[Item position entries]
____
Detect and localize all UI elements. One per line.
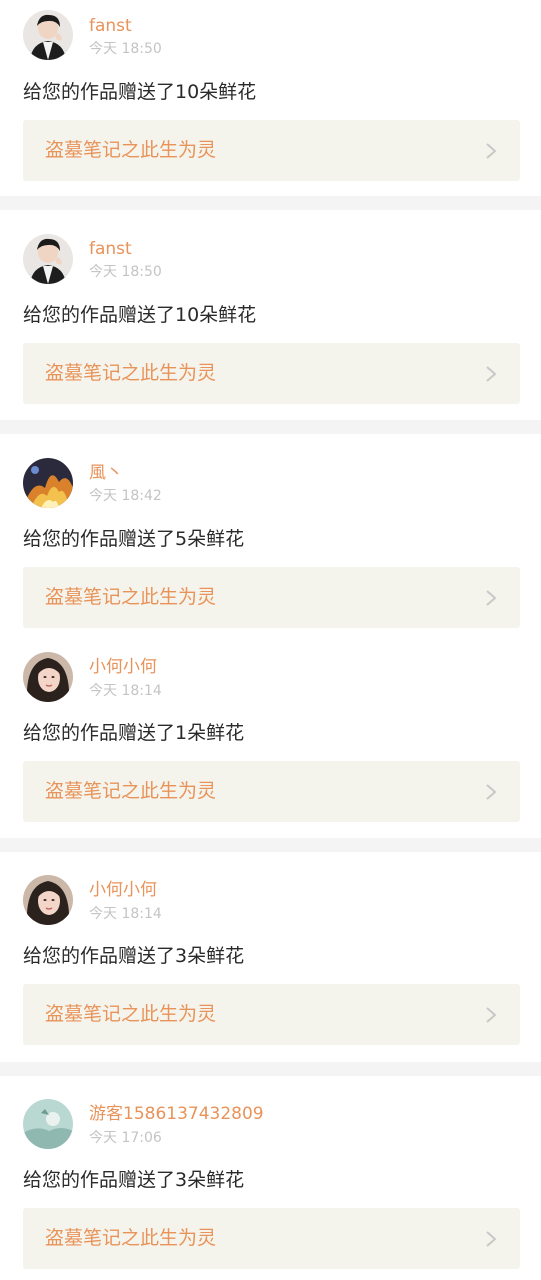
gift-message: 给您的作品赠送了3朵鲜花 <box>23 945 245 967</box>
work-link[interactable]: 盗墓笔记之此生为灵 <box>23 761 520 822</box>
notification-card: 小何小何 今天 18:14 给您的作品赠送了3朵鲜花 盗墓笔记之此生为灵 <box>0 852 541 1062</box>
notification-card: 小何小何 今天 18:14 给您的作品赠送了1朵鲜花 盗墓笔记之此生为灵 <box>0 642 541 838</box>
gift-message: 给您的作品赠送了10朵鲜花 <box>23 304 257 326</box>
timestamp: 今天 18:14 <box>89 683 162 699</box>
avatar[interactable] <box>23 652 73 702</box>
timestamp: 今天 18:50 <box>89 41 162 57</box>
work-title: 盗墓笔记之此生为灵 <box>45 1003 217 1025</box>
chevron-right-icon <box>486 1007 497 1023</box>
username[interactable]: 小何小何 <box>89 880 157 900</box>
gift-message: 给您的作品赠送了10朵鲜花 <box>23 81 257 103</box>
timestamp: 今天 17:06 <box>89 1130 162 1146</box>
chevron-right-icon <box>486 143 497 159</box>
timestamp: 今天 18:42 <box>89 488 162 504</box>
timestamp: 今天 18:50 <box>89 264 162 280</box>
notification-card: fanst 今天 18:50 给您的作品赠送了10朵鲜花 盗墓笔记之此生为灵 <box>0 210 541 420</box>
timestamp: 今天 18:14 <box>89 906 162 922</box>
chevron-right-icon <box>486 590 497 606</box>
gift-message: 给您的作品赠送了5朵鲜花 <box>23 528 245 550</box>
avatar[interactable] <box>23 234 73 284</box>
work-title: 盗墓笔记之此生为灵 <box>45 362 217 384</box>
work-link[interactable]: 盗墓笔记之此生为灵 <box>23 120 520 181</box>
username[interactable]: 風丶 <box>89 463 123 483</box>
work-link[interactable]: 盗墓笔记之此生为灵 <box>23 984 520 1045</box>
username[interactable]: fanst <box>89 239 132 259</box>
work-title: 盗墓笔记之此生为灵 <box>45 586 217 608</box>
username[interactable]: 游客1586137432809 <box>89 1104 264 1124</box>
gift-message: 给您的作品赠送了1朵鲜花 <box>23 722 245 744</box>
notification-card: fanst 今天 18:50 给您的作品赠送了10朵鲜花 盗墓笔记之此生为灵 <box>0 0 541 196</box>
username[interactable]: fanst <box>89 16 132 36</box>
chevron-right-icon <box>486 366 497 382</box>
gift-message: 给您的作品赠送了3朵鲜花 <box>23 1169 245 1191</box>
work-title: 盗墓笔记之此生为灵 <box>45 139 217 161</box>
avatar[interactable] <box>23 1099 73 1149</box>
username[interactable]: 小何小何 <box>89 657 157 677</box>
notification-card: 風丶 今天 18:42 给您的作品赠送了5朵鲜花 盗墓笔记之此生为灵 <box>0 434 541 642</box>
avatar[interactable] <box>23 10 73 60</box>
notification-feed: fanst 今天 18:50 给您的作品赠送了10朵鲜花 盗墓笔记之此生为灵 f… <box>0 0 541 1280</box>
work-title: 盗墓笔记之此生为灵 <box>45 1227 217 1249</box>
work-title: 盗墓笔记之此生为灵 <box>45 780 217 802</box>
notification-card: 游客1586137432809 今天 17:06 给您的作品赠送了3朵鲜花 盗墓… <box>0 1076 541 1280</box>
work-link[interactable]: 盗墓笔记之此生为灵 <box>23 343 520 404</box>
work-link[interactable]: 盗墓笔记之此生为灵 <box>23 1208 520 1269</box>
chevron-right-icon <box>486 1231 497 1247</box>
work-link[interactable]: 盗墓笔记之此生为灵 <box>23 567 520 628</box>
chevron-right-icon <box>486 784 497 800</box>
avatar[interactable] <box>23 875 73 925</box>
avatar[interactable] <box>23 458 73 508</box>
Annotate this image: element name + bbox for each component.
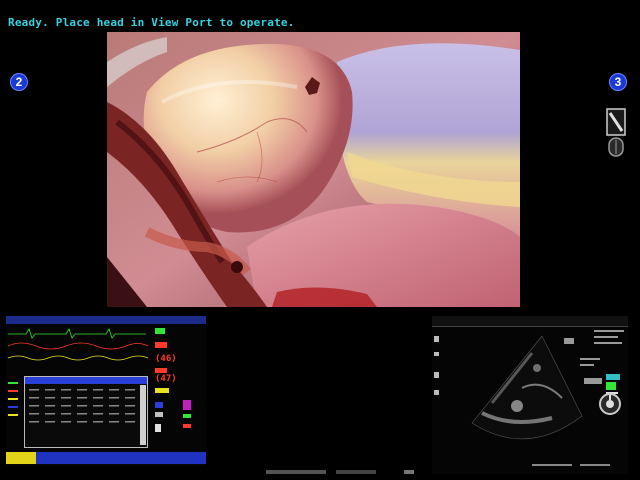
trend-row-labels	[8, 378, 22, 428]
instrument-status-icon	[606, 108, 626, 158]
ultrasound-header	[432, 316, 628, 327]
bp-mean-1: (46)	[155, 354, 177, 364]
ultrasound-panel	[432, 316, 628, 474]
status-message: Ready. Place head in View Port to operat…	[8, 16, 295, 29]
endoscope-view[interactable]	[107, 32, 520, 307]
left-arm-indicator: 2	[10, 73, 28, 91]
surgical-console-screen: Ready. Place head in View Port to operat…	[0, 0, 640, 480]
vitals-values: (46) (47)	[153, 328, 203, 448]
bp-mean-2: (47)	[155, 374, 177, 384]
waveform-panel	[7, 328, 149, 361]
right-arm-indicator: 3	[609, 73, 627, 91]
vitals-header	[6, 316, 206, 324]
trend-table	[24, 376, 148, 448]
bottom-status-strip	[266, 470, 414, 474]
vitals-footer	[6, 452, 206, 464]
vitals-monitor: (46) (47)	[6, 316, 206, 466]
probe-orientation-icon	[598, 392, 622, 416]
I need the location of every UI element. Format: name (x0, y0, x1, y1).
____
§ **What you should do**
Could you write out all of the data above word for word, leaving out the pictures?

§ **Solution to this problem**
Detect and localize all UI elements. One per line.
gift-message: 给您的作品赠送了3朵鲜花 <box>23 945 245 967</box>
work-link[interactable]: 盗墓笔记之此生为灵 <box>23 761 520 822</box>
notification-card: 小何小何 今天 18:14 给您的作品赠送了3朵鲜花 盗墓笔记之此生为灵 <box>0 852 541 1062</box>
notification-card: 小何小何 今天 18:14 给您的作品赠送了1朵鲜花 盗墓笔记之此生为灵 <box>0 642 541 838</box>
gift-message: 给您的作品赠送了10朵鲜花 <box>23 304 257 326</box>
timestamp: 今天 18:14 <box>89 683 162 699</box>
avatar[interactable] <box>23 652 73 702</box>
timestamp: 今天 18:50 <box>89 41 162 57</box>
work-title: 盗墓笔记之此生为灵 <box>45 1003 217 1025</box>
chevron-right-icon <box>486 1007 497 1023</box>
username[interactable]: 小何小何 <box>89 880 157 900</box>
gift-message: 给您的作品赠送了10朵鲜花 <box>23 81 257 103</box>
timestamp: 今天 17:06 <box>89 1130 162 1146</box>
chevron-right-icon <box>486 143 497 159</box>
timestamp: 今天 18:42 <box>89 488 162 504</box>
timestamp: 今天 18:50 <box>89 264 162 280</box>
notification-card: fanst 今天 18:50 给您的作品赠送了10朵鲜花 盗墓笔记之此生为灵 <box>0 210 541 420</box>
timestamp: 今天 18:14 <box>89 906 162 922</box>
chevron-right-icon <box>486 590 497 606</box>
gift-message: 给您的作品赠送了5朵鲜花 <box>23 528 245 550</box>
avatar[interactable] <box>23 234 73 284</box>
work-title: 盗墓笔记之此生为灵 <box>45 362 217 384</box>
work-link[interactable]: 盗墓笔记之此生为灵 <box>23 120 520 181</box>
username[interactable]: 風丶 <box>89 463 123 483</box>
work-link[interactable]: 盗墓笔记之此生为灵 <box>23 984 520 1045</box>
username[interactable]: fanst <box>89 239 132 259</box>
work-title: 盗墓笔记之此生为灵 <box>45 586 217 608</box>
username[interactable]: 游客1586137432809 <box>89 1104 264 1124</box>
gift-message: 给您的作品赠送了1朵鲜花 <box>23 722 245 744</box>
notification-card: fanst 今天 18:50 给您的作品赠送了10朵鲜花 盗墓笔记之此生为灵 <box>0 0 541 196</box>
username[interactable]: fanst <box>89 16 132 36</box>
chevron-right-icon <box>486 366 497 382</box>
gift-message: 给您的作品赠送了3朵鲜花 <box>23 1169 245 1191</box>
work-title: 盗墓笔记之此生为灵 <box>45 139 217 161</box>
avatar[interactable] <box>23 1099 73 1149</box>
username[interactable]: 小何小何 <box>89 657 157 677</box>
notification-card: 風丶 今天 18:42 给您的作品赠送了5朵鲜花 盗墓笔记之此生为灵 <box>0 434 541 642</box>
avatar[interactable] <box>23 10 73 60</box>
notification-feed: fanst 今天 18:50 给您的作品赠送了10朵鲜花 盗墓笔记之此生为灵 f… <box>0 0 541 1280</box>
work-title: 盗墓笔记之此生为灵 <box>45 1227 217 1249</box>
work-title: 盗墓笔记之此生为灵 <box>45 780 217 802</box>
notification-card: 游客1586137432809 今天 17:06 给您的作品赠送了3朵鲜花 盗墓… <box>0 1076 541 1280</box>
work-link[interactable]: 盗墓笔记之此生为灵 <box>23 343 520 404</box>
work-link[interactable]: 盗墓笔记之此生为灵 <box>23 1208 520 1269</box>
chevron-right-icon <box>486 1231 497 1247</box>
work-link[interactable]: 盗墓笔记之此生为灵 <box>23 567 520 628</box>
chevron-right-icon <box>486 784 497 800</box>
avatar[interactable] <box>23 875 73 925</box>
avatar[interactable] <box>23 458 73 508</box>
Annotate this image: element name + bbox for each component.
trend-row-labels	[8, 378, 22, 428]
instrument-status-icon	[606, 108, 626, 158]
ultrasound-header	[432, 316, 628, 327]
bp-mean-1: (46)	[155, 354, 177, 364]
ultrasound-panel	[432, 316, 628, 474]
status-message: Ready. Place head in View Port to operat…	[8, 16, 295, 29]
endoscope-view[interactable]	[107, 32, 520, 307]
left-arm-indicator: 2	[10, 73, 28, 91]
surgical-console-screen: Ready. Place head in View Port to operat…	[0, 0, 640, 480]
vitals-values: (46) (47)	[153, 328, 203, 448]
bp-mean-2: (47)	[155, 374, 177, 384]
waveform-panel	[7, 328, 149, 361]
right-arm-indicator: 3	[609, 73, 627, 91]
vitals-header	[6, 316, 206, 324]
trend-table	[24, 376, 148, 448]
bottom-status-strip	[266, 470, 414, 474]
vitals-footer	[6, 452, 206, 464]
vitals-monitor: (46) (47)	[6, 316, 206, 466]
probe-orientation-icon	[598, 392, 622, 416]
I need the location of every UI element. Format: name (x0, y0, x1, y1).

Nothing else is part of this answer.